(Written request 1):
Answer these about the forum thread on a dual firewall setup, one line each:
(a) Where do the soon-to-be DMZ servers currently sit?
(b) Which firewall series is named as an example of using one firewall with a DMZ port?
(c) What core switch did the VLAN setup rely on for inter-VLAN routing?
(Written request 2): Reproduce the part of the forum thread on a dual firewall setup that begins at the words "Also the soon" and stops after "enough for it.", renaming "VMWare datacenter" to "server room".

(Source extract):
▼

Firewall Sandwich?

infamus

Gawd
Joined
Sep 5, 2006
Messages
681
I am in the middle of implementing a dual firewall solution with a DMZ in the middle. I have a rough idea of how I want it to work but i havent found too many KB articles or documentation for my scenario. Anyone have any helpful hints for me?

Also the soon to be DMZ servers are residing in our VMWare datacenter along with everything else. I have to segregate them from the internal network while being on the same set of switches and SAN.

This is getting complicated and I dont think I'm getting paid enough for it.
 
Why do you want two firewalls, whats wrong with one firewall and configure a port for DMZ, like a ASA 5500 series?

Seperate the server into its own vlan for the dmz
 
My thought as well, you can have 2 firewalls but you would just have one firewall forwarding data to the other and having the same ports open on both so they could talk and let data in and out...
 
I have a rough idea of how I want it to work but i havent found too many KB articles or documentation for my scenario

That should be a good indication that what you are trying to do is either a) a bad idea b) not a best-practice...
 
While many people will tell you not to use VLANs for security, it can be done, and I've worked in places where it was done for production. IMO if it's done well, you shouldn't have problems. No immediate need for multiple firewalls, but at some point depending on the traffic you are pushing, you may need to re-evaluate your setup. The reason we ended up doing VLANs to segregate prod traffic is the use of a Cisco catalyst 4500 core doing a lot of inter vlan routing, particularly to make use of some load balancing stuff using F5 BigIPs. And yes, just tag the VLANs you need on a trunk to your ESX hosts.
 
Why do you want two firewalls, whats wrong with one firewall and configure a port for DMZ, like a ASA 5500 series?

▲

(Given information):
▼

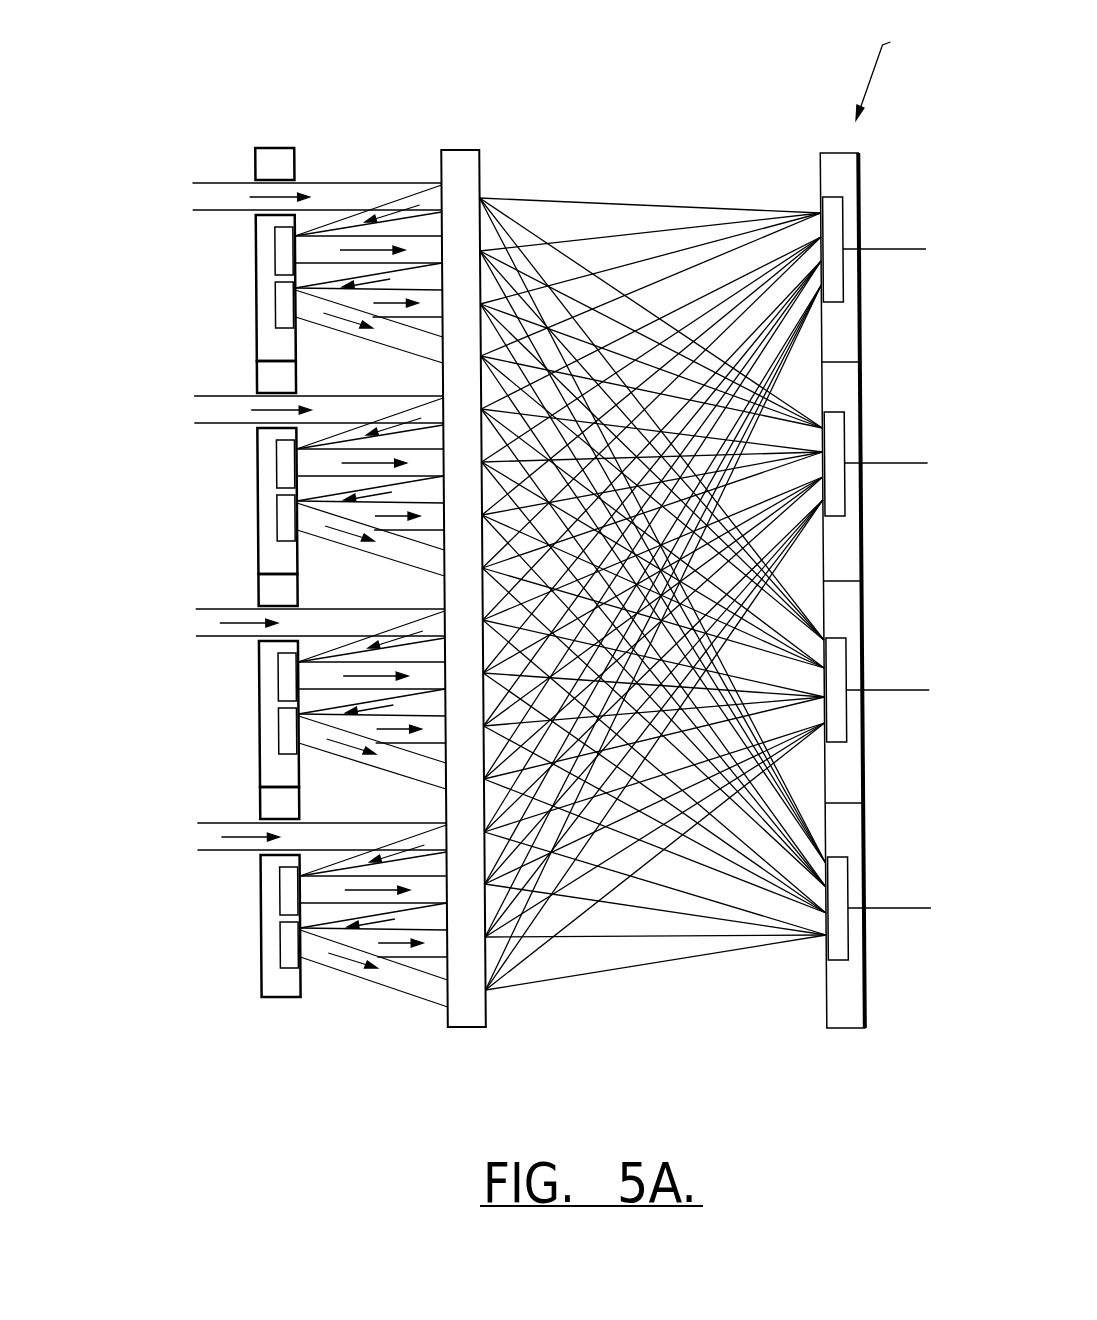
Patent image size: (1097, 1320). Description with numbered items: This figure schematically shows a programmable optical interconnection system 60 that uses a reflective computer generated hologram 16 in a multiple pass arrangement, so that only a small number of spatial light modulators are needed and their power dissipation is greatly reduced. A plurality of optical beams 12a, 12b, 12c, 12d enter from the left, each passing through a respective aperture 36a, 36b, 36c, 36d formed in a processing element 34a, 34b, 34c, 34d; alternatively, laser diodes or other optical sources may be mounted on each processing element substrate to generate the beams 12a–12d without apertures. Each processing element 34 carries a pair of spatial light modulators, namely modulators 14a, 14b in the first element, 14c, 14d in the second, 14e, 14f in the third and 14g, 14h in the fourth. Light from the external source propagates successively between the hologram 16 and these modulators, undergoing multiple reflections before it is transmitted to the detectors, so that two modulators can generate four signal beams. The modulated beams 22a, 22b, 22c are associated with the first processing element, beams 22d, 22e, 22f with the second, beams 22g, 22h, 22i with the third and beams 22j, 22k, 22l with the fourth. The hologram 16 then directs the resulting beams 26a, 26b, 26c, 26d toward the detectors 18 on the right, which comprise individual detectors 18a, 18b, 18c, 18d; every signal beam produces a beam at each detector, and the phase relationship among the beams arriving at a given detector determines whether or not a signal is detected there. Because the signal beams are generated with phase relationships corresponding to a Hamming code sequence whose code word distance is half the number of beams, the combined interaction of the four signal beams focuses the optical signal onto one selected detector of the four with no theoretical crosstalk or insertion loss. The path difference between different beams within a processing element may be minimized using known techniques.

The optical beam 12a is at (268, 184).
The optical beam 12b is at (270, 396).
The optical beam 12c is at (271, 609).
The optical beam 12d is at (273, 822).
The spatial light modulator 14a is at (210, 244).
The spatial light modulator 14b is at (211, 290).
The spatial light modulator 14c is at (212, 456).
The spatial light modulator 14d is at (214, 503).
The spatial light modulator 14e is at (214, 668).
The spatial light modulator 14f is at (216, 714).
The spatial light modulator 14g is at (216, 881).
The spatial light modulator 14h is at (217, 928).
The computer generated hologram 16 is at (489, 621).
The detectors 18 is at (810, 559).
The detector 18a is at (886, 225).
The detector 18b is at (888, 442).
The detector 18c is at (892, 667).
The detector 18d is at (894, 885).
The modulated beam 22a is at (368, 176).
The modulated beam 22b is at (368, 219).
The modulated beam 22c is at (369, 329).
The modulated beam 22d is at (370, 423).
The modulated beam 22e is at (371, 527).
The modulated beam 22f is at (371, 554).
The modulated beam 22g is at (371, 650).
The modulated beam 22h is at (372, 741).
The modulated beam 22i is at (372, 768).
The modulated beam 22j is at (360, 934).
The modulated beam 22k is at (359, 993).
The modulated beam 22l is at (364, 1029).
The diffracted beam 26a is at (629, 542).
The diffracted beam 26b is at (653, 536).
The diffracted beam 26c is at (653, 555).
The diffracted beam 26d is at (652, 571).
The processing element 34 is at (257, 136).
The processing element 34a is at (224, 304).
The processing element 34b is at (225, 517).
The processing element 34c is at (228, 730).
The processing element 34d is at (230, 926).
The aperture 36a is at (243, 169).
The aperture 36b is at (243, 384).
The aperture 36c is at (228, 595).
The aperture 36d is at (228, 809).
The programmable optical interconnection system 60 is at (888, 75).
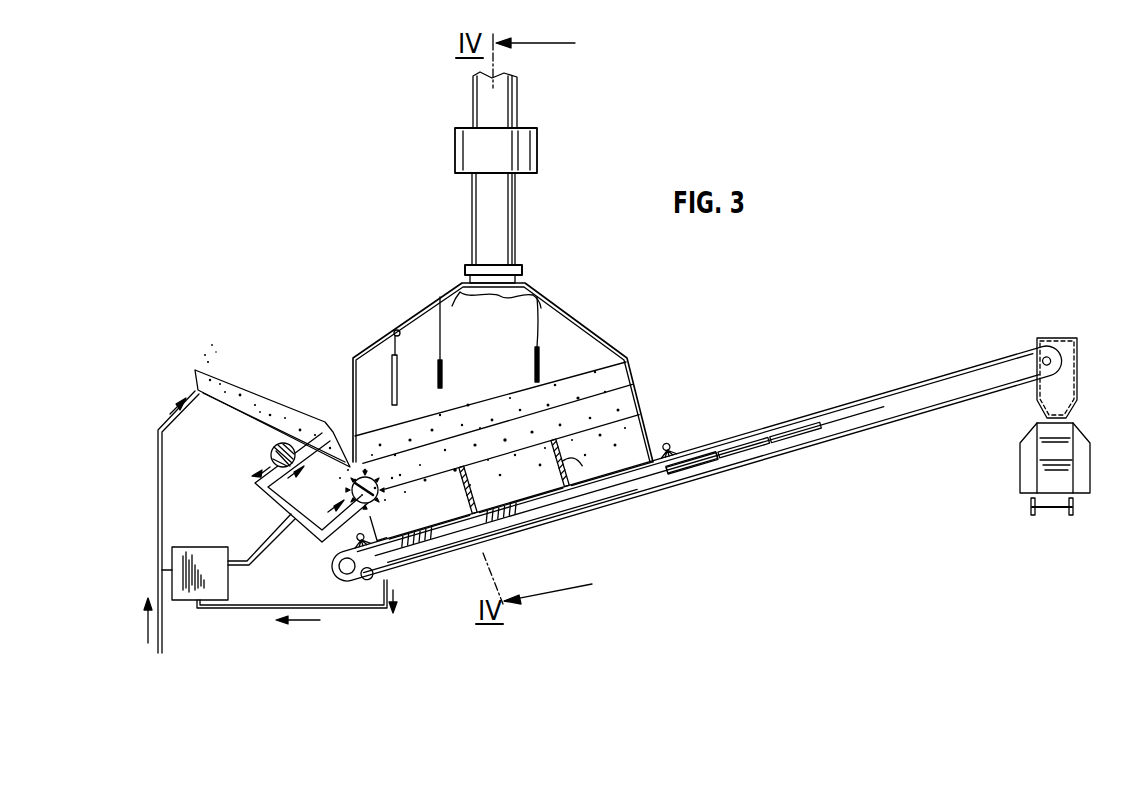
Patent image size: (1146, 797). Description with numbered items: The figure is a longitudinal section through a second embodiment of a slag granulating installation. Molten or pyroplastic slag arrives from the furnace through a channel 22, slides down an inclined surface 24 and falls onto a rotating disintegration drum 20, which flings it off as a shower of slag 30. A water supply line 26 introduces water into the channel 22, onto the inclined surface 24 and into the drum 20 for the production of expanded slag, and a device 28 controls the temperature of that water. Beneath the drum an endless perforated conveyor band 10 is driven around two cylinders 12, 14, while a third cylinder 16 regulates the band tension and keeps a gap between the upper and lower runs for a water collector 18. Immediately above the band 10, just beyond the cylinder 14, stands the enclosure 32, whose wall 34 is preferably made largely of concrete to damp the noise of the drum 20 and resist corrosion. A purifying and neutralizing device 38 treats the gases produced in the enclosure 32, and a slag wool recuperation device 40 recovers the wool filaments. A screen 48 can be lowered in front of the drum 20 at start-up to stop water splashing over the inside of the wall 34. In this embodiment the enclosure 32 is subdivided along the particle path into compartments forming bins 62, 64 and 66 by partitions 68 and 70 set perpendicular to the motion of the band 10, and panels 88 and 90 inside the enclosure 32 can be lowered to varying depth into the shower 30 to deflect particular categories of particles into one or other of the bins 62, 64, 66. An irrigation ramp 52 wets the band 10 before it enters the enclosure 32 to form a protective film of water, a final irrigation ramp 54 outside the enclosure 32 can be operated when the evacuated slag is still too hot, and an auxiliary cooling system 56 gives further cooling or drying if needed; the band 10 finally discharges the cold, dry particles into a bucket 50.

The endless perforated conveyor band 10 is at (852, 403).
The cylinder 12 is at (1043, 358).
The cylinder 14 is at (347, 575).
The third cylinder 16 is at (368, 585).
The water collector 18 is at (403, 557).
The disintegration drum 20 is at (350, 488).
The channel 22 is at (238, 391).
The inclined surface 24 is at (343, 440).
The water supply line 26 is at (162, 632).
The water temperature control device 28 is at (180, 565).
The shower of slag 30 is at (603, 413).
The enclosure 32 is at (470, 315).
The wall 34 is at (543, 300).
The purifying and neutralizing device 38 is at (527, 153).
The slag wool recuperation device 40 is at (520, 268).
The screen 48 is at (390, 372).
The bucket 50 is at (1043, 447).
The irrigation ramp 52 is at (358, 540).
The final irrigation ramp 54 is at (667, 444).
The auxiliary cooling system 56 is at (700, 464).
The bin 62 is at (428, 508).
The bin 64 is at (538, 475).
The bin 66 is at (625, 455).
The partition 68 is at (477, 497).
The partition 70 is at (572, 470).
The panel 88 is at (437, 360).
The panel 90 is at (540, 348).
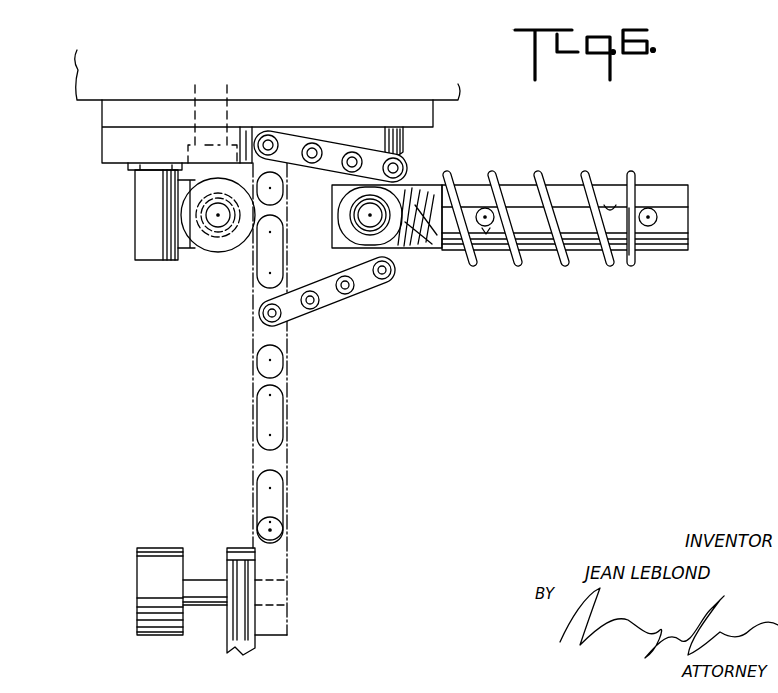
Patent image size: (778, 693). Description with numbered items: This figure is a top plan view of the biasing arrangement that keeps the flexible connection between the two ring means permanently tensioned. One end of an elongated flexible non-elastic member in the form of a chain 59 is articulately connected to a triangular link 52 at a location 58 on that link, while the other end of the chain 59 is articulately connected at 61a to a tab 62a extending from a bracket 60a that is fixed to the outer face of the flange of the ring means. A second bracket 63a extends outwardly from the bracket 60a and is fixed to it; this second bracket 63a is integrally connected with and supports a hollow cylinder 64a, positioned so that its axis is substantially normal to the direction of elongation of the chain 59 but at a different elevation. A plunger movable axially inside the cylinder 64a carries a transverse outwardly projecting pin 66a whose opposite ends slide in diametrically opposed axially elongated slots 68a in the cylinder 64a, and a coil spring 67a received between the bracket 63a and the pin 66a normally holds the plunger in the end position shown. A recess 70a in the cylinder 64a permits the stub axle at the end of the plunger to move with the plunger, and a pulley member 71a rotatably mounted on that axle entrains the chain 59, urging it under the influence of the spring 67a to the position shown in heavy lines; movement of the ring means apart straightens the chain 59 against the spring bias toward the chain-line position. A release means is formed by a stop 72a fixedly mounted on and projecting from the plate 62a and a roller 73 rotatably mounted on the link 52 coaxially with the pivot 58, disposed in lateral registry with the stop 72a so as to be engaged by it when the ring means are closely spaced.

▲

(Written reply 1):
(a) In the VMWare datacenter, along with everything else.
(b) The ASA 5500 series.
(c) A Cisco catalyst 4500 core.

(Written reply 2):
Also the soon to be DMZ servers are residing in our server room along with everything else. I have to segregate them from the internal network while being on the same set of switches and SAN.

This is getting complicated and I dont think I'm getting paid enough for it.